[Items from a dataset]
+ + + + + + +

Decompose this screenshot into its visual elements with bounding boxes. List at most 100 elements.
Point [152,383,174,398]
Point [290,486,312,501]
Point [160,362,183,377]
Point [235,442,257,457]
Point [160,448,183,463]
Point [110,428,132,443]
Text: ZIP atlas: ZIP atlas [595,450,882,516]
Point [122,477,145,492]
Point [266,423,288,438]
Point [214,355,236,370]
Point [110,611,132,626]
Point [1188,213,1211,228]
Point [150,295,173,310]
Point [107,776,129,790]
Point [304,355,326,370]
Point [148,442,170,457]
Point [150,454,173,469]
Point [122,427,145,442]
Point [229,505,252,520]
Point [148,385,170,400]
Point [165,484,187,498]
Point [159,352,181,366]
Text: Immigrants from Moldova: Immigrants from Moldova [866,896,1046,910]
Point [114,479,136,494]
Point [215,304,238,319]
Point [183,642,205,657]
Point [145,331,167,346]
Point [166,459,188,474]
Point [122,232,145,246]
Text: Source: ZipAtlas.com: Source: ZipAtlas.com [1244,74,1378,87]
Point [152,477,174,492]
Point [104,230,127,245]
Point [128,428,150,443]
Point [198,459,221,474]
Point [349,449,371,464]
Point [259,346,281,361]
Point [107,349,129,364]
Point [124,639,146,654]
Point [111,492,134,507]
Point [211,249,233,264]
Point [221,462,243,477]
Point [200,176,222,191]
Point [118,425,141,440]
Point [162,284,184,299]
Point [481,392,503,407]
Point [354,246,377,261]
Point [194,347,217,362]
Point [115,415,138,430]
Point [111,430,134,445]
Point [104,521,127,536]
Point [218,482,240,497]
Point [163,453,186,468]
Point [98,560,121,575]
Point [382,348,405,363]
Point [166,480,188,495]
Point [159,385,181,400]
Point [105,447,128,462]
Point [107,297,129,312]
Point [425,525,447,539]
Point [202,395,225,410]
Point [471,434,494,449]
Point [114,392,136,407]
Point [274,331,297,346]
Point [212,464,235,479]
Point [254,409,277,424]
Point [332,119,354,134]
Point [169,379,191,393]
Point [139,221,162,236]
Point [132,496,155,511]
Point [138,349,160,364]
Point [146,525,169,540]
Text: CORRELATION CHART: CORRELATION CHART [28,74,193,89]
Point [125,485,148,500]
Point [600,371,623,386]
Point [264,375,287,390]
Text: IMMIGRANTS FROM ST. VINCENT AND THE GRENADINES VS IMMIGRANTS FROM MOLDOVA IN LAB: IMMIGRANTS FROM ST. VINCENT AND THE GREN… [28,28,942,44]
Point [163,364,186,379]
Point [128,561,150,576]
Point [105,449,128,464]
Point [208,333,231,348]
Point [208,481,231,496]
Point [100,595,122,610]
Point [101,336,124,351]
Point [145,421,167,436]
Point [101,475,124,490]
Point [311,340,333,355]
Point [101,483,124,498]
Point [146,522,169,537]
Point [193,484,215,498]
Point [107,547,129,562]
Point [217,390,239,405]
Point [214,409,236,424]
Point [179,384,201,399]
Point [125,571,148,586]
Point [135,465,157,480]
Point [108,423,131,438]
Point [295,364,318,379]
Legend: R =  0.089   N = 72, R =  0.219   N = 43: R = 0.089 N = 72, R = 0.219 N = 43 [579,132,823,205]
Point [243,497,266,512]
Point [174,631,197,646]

+ + + + + + +

== STATED EXERCISE ==
Turn all of the lines above into a numbered list, leaving out any blank lines.

== WRITTEN ANSWER ==
1. Decompose this screenshot into its visual elements with bounding boxes. List at most 100 elements.
2. Point [152,383,174,398]
3. Point [290,486,312,501]
4. Point [160,362,183,377]
5. Point [235,442,257,457]
6. Point [160,448,183,463]
7. Point [110,428,132,443]
8. Text: ZIP atlas: ZIP atlas [595,450,882,516]
9. Point [122,477,145,492]
10. Point [266,423,288,438]
11. Point [214,355,236,370]
12. Point [110,611,132,626]
13. Point [1188,213,1211,228]
14. Point [150,295,173,310]
15. Point [107,776,129,790]
16. Point [304,355,326,370]
17. Point [148,442,170,457]
18. Point [150,454,173,469]
19. Point [122,427,145,442]
20. Point [229,505,252,520]
21. Point [148,385,170,400]
22. Point [165,484,187,498]
23. Point [159,352,181,366]
24. Text: Immigrants from Moldova: Immigrants from Moldova [866,896,1046,910]
25. Point [114,479,136,494]
26. Point [215,304,238,319]
27. Point [183,642,205,657]
28. Point [145,331,167,346]
29. Point [166,459,188,474]
30. Point [122,232,145,246]
31. Text: Source: ZipAtlas.com: Source: ZipAtlas.com [1244,74,1378,87]
32. Point [152,477,174,492]
33. Point [104,230,127,245]
34. Point [128,428,150,443]
35. Point [198,459,221,474]
36. Point [349,449,371,464]
37. Point [259,346,281,361]
38. Point [107,349,129,364]
39. Point [124,639,146,654]
40. Point [111,492,134,507]
41. Point [211,249,233,264]
42. Point [221,462,243,477]
43. Point [200,176,222,191]
44. Point [118,425,141,440]
45. Point [162,284,184,299]
46. Point [481,392,503,407]
47. Point [354,246,377,261]
48. Point [194,347,217,362]
49. Point [115,415,138,430]
50. Point [111,430,134,445]
51. Point [104,521,127,536]
52. Point [218,482,240,497]
53. Point [163,453,186,468]
54. Point [98,560,121,575]
55. Point [382,348,405,363]
56. Point [166,480,188,495]
57. Point [159,385,181,400]
58. Point [105,447,128,462]
59. Point [107,297,129,312]
60. Point [425,525,447,539]
61. Point [202,395,225,410]
62. Point [471,434,494,449]
63. Point [114,392,136,407]
64. Point [274,331,297,346]
65. Point [212,464,235,479]
66. Point [254,409,277,424]
67. Point [332,119,354,134]
68. Point [169,379,191,393]
69. Point [139,221,162,236]
70. Point [132,496,155,511]
71. Point [138,349,160,364]
72. Point [146,525,169,540]
73. Text: CORRELATION CHART: CORRELATION CHART [28,74,193,89]
74. Point [125,485,148,500]
75. Point [600,371,623,386]
76. Point [264,375,287,390]
77. Text: IMMIGRANTS FROM ST. VINCENT AND THE GRENADINES VS IMMIGRANTS FROM MOLDOVA IN LAB: IMMIGRANTS FROM ST. VINCENT AND THE GREN… [28,28,942,44]
78. Point [163,364,186,379]
79. Point [128,561,150,576]
80. Point [105,449,128,464]
81. Point [208,333,231,348]
82. Point [208,481,231,496]
83. Point [100,595,122,610]
84. Point [101,336,124,351]
85. Point [145,421,167,436]
86. Point [101,475,124,490]
87. Point [311,340,333,355]
88. Point [101,483,124,498]
89. Point [146,522,169,537]
90. Point [193,484,215,498]
91. Point [107,547,129,562]
92. Point [217,390,239,405]
93. Point [214,409,236,424]
94. Point [179,384,201,399]
95. Point [125,571,148,586]
96. Point [135,465,157,480]
97. Point [108,423,131,438]
98. Point [295,364,318,379]
99. Legend: R =  0.089   N = 72, R =  0.219   N = 43: R = 0.089 N = 72, R = 0.219 N = 43 [579,132,823,205]
100. Point [243,497,266,512]
101. Point [174,631,197,646]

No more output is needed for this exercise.